• Problem to solve:
Can you pull out each line of the data below that includes the word "text"?

Extracted data entries
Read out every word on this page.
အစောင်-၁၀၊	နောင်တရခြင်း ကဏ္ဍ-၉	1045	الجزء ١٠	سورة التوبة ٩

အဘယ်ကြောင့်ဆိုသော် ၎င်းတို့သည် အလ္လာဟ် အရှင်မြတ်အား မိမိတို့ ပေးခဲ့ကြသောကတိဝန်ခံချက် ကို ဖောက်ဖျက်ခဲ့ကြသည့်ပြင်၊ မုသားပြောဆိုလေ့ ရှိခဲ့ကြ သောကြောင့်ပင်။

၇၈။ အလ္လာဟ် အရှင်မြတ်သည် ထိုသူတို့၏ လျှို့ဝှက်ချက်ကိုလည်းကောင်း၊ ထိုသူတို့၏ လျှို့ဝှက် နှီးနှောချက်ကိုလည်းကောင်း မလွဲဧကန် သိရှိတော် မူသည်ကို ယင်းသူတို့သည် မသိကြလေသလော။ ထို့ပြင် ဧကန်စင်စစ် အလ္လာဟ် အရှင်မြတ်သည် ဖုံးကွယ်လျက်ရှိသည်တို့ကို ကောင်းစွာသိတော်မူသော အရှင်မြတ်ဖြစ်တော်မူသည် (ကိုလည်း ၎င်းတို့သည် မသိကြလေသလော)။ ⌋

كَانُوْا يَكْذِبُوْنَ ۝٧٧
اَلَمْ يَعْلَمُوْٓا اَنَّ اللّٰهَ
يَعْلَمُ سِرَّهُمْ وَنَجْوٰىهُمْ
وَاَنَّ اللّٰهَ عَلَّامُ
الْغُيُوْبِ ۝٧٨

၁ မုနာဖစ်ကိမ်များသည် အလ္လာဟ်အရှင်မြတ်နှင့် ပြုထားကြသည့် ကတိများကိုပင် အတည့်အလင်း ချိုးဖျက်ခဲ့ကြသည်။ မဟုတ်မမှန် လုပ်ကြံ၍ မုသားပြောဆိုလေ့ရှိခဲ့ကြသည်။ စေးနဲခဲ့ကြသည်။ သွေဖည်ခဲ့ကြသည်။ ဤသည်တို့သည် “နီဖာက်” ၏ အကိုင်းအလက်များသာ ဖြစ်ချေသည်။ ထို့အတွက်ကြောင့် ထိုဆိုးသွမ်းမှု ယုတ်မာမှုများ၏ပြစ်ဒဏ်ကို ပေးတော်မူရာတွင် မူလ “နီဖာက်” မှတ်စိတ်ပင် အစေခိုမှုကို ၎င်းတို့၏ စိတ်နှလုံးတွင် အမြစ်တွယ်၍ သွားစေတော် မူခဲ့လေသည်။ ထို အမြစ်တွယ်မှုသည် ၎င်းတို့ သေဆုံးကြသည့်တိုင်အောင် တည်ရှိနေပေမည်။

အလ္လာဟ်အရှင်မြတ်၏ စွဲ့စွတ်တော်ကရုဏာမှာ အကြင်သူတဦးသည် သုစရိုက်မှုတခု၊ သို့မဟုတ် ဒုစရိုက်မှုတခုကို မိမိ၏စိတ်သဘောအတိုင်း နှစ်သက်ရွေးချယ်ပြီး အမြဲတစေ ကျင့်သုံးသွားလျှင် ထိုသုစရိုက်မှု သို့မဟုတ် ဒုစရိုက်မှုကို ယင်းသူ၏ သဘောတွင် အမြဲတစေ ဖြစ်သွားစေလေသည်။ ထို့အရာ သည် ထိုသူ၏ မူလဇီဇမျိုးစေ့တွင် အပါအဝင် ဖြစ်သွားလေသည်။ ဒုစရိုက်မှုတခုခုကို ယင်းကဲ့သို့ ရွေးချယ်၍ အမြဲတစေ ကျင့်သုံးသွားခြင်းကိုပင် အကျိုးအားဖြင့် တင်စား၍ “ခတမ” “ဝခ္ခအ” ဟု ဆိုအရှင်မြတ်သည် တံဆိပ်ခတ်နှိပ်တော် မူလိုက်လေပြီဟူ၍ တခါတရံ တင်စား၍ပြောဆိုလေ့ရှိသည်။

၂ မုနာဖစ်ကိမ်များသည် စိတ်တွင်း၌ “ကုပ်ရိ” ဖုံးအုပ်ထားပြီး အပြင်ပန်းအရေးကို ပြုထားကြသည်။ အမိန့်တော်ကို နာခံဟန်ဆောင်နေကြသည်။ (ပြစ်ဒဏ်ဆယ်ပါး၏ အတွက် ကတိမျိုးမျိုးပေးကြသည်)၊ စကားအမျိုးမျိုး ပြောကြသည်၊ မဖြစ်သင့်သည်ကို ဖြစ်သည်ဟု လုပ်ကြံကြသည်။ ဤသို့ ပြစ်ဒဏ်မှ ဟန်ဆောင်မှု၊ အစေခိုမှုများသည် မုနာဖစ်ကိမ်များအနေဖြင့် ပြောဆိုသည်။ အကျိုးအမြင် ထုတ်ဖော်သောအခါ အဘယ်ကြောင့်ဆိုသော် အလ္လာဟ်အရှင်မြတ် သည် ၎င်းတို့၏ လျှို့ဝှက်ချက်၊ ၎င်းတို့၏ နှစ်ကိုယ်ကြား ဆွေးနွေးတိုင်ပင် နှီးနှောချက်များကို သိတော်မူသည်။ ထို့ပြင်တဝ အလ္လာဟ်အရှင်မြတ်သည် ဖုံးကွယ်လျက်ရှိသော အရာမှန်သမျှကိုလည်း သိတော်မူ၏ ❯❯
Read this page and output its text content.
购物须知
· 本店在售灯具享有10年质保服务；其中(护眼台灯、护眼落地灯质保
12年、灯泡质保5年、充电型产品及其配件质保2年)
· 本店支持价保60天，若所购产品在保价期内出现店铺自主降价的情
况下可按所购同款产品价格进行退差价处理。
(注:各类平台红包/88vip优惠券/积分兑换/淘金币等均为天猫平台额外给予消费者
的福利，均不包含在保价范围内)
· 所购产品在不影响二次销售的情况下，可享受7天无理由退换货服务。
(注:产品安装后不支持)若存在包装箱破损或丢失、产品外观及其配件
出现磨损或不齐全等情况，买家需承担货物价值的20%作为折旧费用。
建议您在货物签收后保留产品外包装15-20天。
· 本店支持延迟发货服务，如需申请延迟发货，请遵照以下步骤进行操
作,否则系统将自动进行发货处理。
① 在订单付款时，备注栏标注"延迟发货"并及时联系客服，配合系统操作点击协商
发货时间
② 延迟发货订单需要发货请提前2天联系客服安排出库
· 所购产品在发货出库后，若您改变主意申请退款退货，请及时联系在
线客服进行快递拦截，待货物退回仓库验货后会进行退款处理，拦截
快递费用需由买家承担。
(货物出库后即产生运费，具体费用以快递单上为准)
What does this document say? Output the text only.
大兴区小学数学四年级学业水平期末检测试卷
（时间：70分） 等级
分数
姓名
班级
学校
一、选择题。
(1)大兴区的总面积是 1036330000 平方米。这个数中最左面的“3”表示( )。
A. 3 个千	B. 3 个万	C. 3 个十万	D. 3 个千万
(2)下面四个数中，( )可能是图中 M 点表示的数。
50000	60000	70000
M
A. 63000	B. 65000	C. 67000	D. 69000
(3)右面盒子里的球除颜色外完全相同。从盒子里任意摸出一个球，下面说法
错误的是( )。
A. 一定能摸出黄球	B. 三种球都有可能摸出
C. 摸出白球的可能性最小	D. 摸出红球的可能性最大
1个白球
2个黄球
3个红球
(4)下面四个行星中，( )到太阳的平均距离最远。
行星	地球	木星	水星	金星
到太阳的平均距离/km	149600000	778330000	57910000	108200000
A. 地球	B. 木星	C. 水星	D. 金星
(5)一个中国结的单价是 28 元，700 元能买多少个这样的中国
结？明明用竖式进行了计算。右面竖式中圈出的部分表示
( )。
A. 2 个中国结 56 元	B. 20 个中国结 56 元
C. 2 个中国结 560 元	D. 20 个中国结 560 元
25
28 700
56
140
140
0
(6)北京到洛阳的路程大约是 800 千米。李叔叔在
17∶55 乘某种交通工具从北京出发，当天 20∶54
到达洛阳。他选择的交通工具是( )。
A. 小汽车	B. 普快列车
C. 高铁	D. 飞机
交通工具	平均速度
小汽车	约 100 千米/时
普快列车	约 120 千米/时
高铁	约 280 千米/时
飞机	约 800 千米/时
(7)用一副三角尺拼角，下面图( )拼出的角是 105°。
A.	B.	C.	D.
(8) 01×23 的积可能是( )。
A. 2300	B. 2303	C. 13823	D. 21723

• Reply to the exercise:
Read this page and output its text content.
What does this document say? Output the text only.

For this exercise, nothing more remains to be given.